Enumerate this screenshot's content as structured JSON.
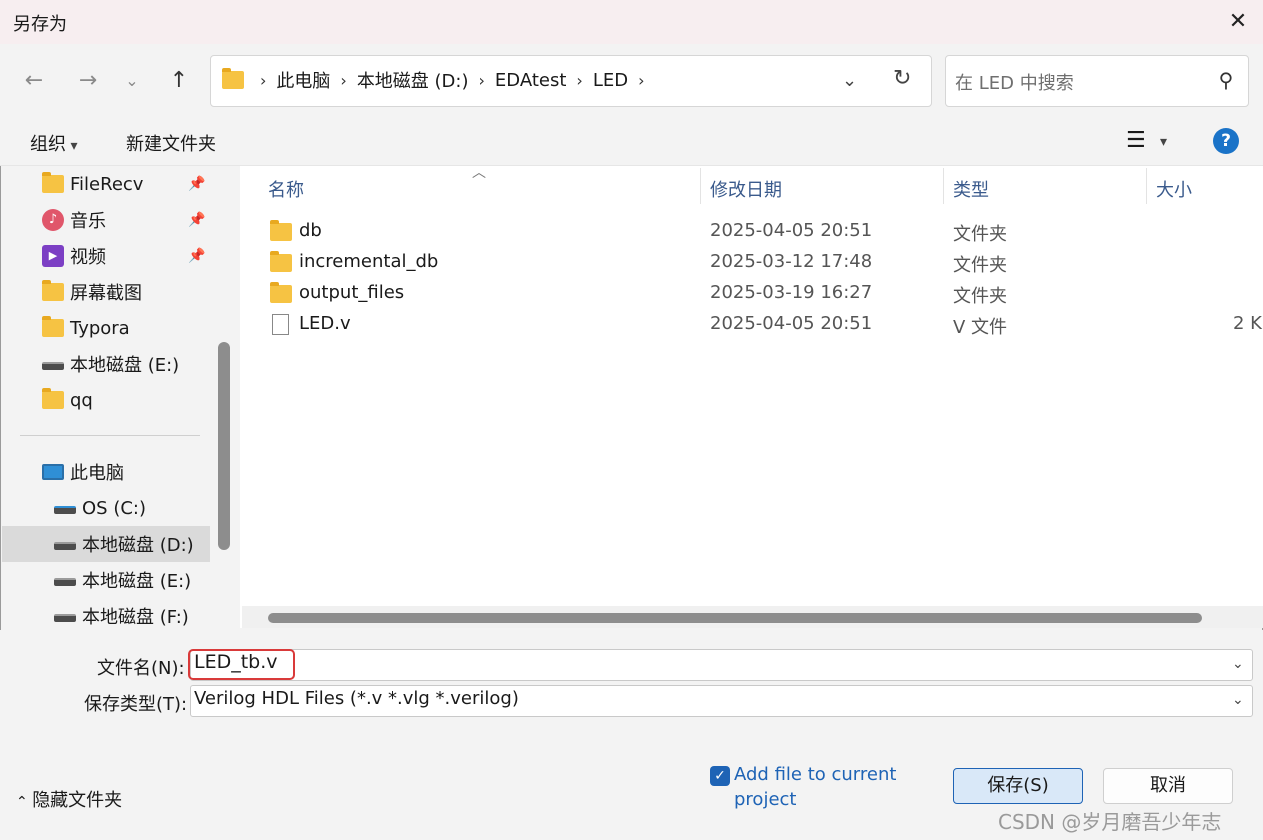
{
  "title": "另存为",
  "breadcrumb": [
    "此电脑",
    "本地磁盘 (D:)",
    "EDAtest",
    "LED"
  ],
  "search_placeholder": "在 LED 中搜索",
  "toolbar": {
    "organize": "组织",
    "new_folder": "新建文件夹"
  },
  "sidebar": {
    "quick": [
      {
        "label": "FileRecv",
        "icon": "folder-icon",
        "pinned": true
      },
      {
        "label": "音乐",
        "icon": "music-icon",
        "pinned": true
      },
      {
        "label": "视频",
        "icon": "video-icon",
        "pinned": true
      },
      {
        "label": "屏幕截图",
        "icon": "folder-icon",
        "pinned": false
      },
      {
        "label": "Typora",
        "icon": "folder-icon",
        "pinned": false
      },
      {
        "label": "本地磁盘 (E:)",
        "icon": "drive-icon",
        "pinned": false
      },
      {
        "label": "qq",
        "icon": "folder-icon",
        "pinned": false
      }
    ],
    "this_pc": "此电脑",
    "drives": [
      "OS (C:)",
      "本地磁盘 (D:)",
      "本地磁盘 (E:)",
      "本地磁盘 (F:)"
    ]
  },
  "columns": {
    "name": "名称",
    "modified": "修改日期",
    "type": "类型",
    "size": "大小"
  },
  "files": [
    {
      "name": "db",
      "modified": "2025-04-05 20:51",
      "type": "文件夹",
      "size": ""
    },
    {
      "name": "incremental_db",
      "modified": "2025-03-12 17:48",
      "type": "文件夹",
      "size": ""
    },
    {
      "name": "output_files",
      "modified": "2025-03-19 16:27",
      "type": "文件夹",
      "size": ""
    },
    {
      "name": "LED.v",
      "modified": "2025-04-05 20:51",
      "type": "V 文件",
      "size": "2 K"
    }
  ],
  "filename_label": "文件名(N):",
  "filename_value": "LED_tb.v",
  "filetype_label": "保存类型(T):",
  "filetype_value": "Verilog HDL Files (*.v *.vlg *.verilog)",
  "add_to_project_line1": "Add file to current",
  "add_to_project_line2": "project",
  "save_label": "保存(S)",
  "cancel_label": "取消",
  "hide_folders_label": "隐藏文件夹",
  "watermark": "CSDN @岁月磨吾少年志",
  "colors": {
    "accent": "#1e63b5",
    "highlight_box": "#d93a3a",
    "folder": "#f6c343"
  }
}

════════════════════

▶ [What the task requires]: Output the material word for word, omitting its pictures.

▶ [Final result]:
Enumerate this screenshot's content as structured JSON.
{
  "title": "另存为",
  "breadcrumb": [
    "此电脑",
    "本地磁盘 (D:)",
    "EDAtest",
    "LED"
  ],
  "search_placeholder": "在 LED 中搜索",
  "toolbar": {
    "organize": "组织",
    "new_folder": "新建文件夹"
  },
  "sidebar": {
    "quick": [
      {
        "label": "FileRecv",
        "icon": "folder-icon",
        "pinned": true
      },
      {
        "label": "音乐",
        "icon": "music-icon",
        "pinned": true
      },
      {
        "label": "视频",
        "icon": "video-icon",
        "pinned": true
      },
      {
        "label": "屏幕截图",
        "icon": "folder-icon",
        "pinned": false
      },
      {
        "label": "Typora",
        "icon": "folder-icon",
        "pinned": false
      },
      {
        "label": "本地磁盘 (E:)",
        "icon": "drive-icon",
        "pinned": false
      },
      {
        "label": "qq",
        "icon": "folder-icon",
        "pinned": false
      }
    ],
    "this_pc": "此电脑",
    "drives": [
      "OS (C:)",
      "本地磁盘 (D:)",
      "本地磁盘 (E:)",
      "本地磁盘 (F:)"
    ]
  },
  "columns": {
    "name": "名称",
    "modified": "修改日期",
    "type": "类型",
    "size": "大小"
  },
  "files": [
    {
      "name": "db",
      "modified": "2025-04-05 20:51",
      "type": "文件夹",
      "size": ""
    },
    {
      "name": "incremental_db",
      "modified": "2025-03-12 17:48",
      "type": "文件夹",
      "size": ""
    },
    {
      "name": "output_files",
      "modified": "2025-03-19 16:27",
      "type": "文件夹",
      "size": ""
    },
    {
      "name": "LED.v",
      "modified": "2025-04-05 20:51",
      "type": "V 文件",
      "size": "2 K"
    }
  ],
  "filename_label": "文件名(N):",
  "filename_value": "LED_tb.v",
  "filetype_label": "保存类型(T):",
  "filetype_value": "Verilog HDL Files (*.v *.vlg *.verilog)",
  "add_to_project_line1": "Add file to current",
  "add_to_project_line2": "project",
  "save_label": "保存(S)",
  "cancel_label": "取消",
  "hide_folders_label": "隐藏文件夹",
  "watermark": "CSDN @岁月磨吾少年志",
  "colors": {
    "accent": "#1e63b5",
    "highlight_box": "#d93a3a",
    "folder": "#f6c343"
  }
}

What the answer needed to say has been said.